## Written instruction
Print each row below again, character for character, with nothing added or changed.

--- START Provided data ---

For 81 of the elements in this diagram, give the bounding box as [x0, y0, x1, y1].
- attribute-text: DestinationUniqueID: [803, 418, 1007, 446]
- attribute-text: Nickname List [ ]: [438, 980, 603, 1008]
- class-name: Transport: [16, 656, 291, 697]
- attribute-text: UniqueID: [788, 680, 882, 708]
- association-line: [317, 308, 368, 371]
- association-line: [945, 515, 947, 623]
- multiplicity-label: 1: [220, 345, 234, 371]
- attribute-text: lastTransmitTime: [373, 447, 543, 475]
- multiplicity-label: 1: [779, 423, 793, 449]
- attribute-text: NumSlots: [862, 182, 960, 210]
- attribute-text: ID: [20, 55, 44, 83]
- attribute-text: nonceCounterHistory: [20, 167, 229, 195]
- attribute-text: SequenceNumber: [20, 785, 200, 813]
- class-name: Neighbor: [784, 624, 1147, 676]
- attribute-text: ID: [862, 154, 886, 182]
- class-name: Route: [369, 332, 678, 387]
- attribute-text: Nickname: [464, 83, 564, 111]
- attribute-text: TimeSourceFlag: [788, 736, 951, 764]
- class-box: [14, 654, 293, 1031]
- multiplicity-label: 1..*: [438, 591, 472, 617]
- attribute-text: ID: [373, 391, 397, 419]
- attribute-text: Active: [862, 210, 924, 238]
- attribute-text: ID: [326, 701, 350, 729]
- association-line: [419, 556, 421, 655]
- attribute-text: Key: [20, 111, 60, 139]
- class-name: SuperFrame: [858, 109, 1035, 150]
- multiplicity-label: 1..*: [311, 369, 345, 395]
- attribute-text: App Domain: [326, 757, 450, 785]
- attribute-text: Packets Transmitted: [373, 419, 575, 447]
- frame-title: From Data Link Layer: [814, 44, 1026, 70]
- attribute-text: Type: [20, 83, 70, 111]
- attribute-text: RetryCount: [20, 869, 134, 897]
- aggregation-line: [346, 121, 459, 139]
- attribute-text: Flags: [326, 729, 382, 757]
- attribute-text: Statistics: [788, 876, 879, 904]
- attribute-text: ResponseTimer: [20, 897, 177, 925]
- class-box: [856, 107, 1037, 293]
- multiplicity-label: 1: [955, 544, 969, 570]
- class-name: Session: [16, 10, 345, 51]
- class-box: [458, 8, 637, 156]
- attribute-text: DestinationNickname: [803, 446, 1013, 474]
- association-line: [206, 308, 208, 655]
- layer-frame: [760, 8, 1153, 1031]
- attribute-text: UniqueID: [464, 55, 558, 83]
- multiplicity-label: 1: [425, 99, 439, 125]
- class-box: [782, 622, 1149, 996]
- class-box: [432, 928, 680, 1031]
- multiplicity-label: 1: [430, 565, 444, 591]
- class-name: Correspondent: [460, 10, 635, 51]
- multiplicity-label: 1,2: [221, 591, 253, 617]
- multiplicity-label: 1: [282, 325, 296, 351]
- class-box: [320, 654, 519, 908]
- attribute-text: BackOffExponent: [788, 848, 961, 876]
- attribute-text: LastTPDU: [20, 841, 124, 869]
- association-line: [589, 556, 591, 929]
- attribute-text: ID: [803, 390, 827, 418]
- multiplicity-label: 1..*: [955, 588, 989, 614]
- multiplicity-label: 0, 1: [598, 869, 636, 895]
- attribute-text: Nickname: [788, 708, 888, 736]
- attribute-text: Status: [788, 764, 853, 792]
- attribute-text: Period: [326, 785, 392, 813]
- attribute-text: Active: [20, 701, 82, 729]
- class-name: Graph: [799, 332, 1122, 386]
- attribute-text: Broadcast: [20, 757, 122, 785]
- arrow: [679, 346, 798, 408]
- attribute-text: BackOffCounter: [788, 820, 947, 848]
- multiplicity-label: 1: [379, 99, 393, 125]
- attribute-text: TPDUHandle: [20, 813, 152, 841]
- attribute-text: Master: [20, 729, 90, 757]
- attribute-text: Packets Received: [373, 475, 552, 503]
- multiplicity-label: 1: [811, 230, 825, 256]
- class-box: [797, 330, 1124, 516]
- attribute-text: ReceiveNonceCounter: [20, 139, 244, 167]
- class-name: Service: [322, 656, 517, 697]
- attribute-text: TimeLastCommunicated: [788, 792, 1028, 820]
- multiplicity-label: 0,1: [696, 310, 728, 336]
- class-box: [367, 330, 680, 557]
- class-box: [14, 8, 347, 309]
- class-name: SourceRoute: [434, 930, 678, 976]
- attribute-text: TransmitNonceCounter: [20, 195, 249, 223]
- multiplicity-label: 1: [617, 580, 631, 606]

--- END Provided data ---

## Answer for the task
For 81 of the elements in this diagram, give the bounding box as [x0, y0, x1, y1].
- attribute-text: DestinationUniqueID: [803, 418, 1007, 446]
- attribute-text: Nickname List [ ]: [438, 980, 603, 1008]
- class-name: Transport: [16, 656, 291, 697]
- attribute-text: UniqueID: [788, 680, 882, 708]
- association-line: [317, 308, 368, 371]
- association-line: [945, 515, 947, 623]
- multiplicity-label: 1: [220, 345, 234, 371]
- attribute-text: lastTransmitTime: [373, 447, 543, 475]
- multiplicity-label: 1: [779, 423, 793, 449]
- attribute-text: NumSlots: [862, 182, 960, 210]
- attribute-text: ID: [20, 55, 44, 83]
- attribute-text: nonceCounterHistory: [20, 167, 229, 195]
- attribute-text: SequenceNumber: [20, 785, 200, 813]
- class-name: Neighbor: [784, 624, 1147, 676]
- attribute-text: ID: [862, 154, 886, 182]
- class-name: Route: [369, 332, 678, 387]
- attribute-text: Nickname: [464, 83, 564, 111]
- attribute-text: TimeSourceFlag: [788, 736, 951, 764]
- class-box: [14, 654, 293, 1031]
- multiplicity-label: 1..*: [438, 591, 472, 617]
- attribute-text: ID: [373, 391, 397, 419]
- attribute-text: Active: [862, 210, 924, 238]
- attribute-text: ID: [326, 701, 350, 729]
- association-line: [419, 556, 421, 655]
- attribute-text: Key: [20, 111, 60, 139]
- class-name: SuperFrame: [858, 109, 1035, 150]
- multiplicity-label: 1..*: [311, 369, 345, 395]
- attribute-text: App Domain: [326, 757, 450, 785]
- attribute-text: Packets Transmitted: [373, 419, 575, 447]
- frame-title: From Data Link Layer: [814, 44, 1026, 70]
- attribute-text: Type: [20, 83, 70, 111]
- attribute-text: RetryCount: [20, 869, 134, 897]
- aggregation-line: [346, 121, 459, 139]
- attribute-text: Flags: [326, 729, 382, 757]
- attribute-text: Statistics: [788, 876, 879, 904]
- attribute-text: ResponseTimer: [20, 897, 177, 925]
- class-box: [856, 107, 1037, 293]
- multiplicity-label: 1: [955, 544, 969, 570]
- class-name: Session: [16, 10, 345, 51]
- class-box: [458, 8, 637, 156]
- attribute-text: DestinationNickname: [803, 446, 1013, 474]
- association-line: [206, 308, 208, 655]
- layer-frame: [760, 8, 1153, 1031]
- attribute-text: UniqueID: [464, 55, 558, 83]
- multiplicity-label: 1: [425, 99, 439, 125]
- class-box: [782, 622, 1149, 996]
- class-box: [432, 928, 680, 1031]
- multiplicity-label: 1: [430, 565, 444, 591]
- class-name: Correspondent: [460, 10, 635, 51]
- multiplicity-label: 1,2: [221, 591, 253, 617]
- multiplicity-label: 1: [282, 325, 296, 351]
- class-box: [320, 654, 519, 908]
- attribute-text: BackOffExponent: [788, 848, 961, 876]
- attribute-text: LastTPDU: [20, 841, 124, 869]
- association-line: [589, 556, 591, 929]
- attribute-text: ID: [803, 390, 827, 418]
- multiplicity-label: 1..*: [955, 588, 989, 614]
- multiplicity-label: 0, 1: [598, 869, 636, 895]
- attribute-text: Nickname: [788, 708, 888, 736]
- attribute-text: Status: [788, 764, 853, 792]
- attribute-text: Period: [326, 785, 392, 813]
- attribute-text: Active: [20, 701, 82, 729]
- class-name: Graph: [799, 332, 1122, 386]
- attribute-text: Broadcast: [20, 757, 122, 785]
- arrow: [679, 346, 798, 408]
- attribute-text: BackOffCounter: [788, 820, 947, 848]
- multiplicity-label: 1: [379, 99, 393, 125]
- attribute-text: TPDUHandle: [20, 813, 152, 841]
- attribute-text: Master: [20, 729, 90, 757]
- attribute-text: Packets Received: [373, 475, 552, 503]
- multiplicity-label: 1: [811, 230, 825, 256]
- class-box: [797, 330, 1124, 516]
- attribute-text: ReceiveNonceCounter: [20, 139, 244, 167]
- class-name: Service: [322, 656, 517, 697]
- attribute-text: TimeLastCommunicated: [788, 792, 1028, 820]
- multiplicity-label: 0,1: [696, 310, 728, 336]
- class-box: [367, 330, 680, 557]
- class-box: [14, 8, 347, 309]
- class-name: SourceRoute: [434, 930, 678, 976]
- attribute-text: TransmitNonceCounter: [20, 195, 249, 223]
- multiplicity-label: 1: [617, 580, 631, 606]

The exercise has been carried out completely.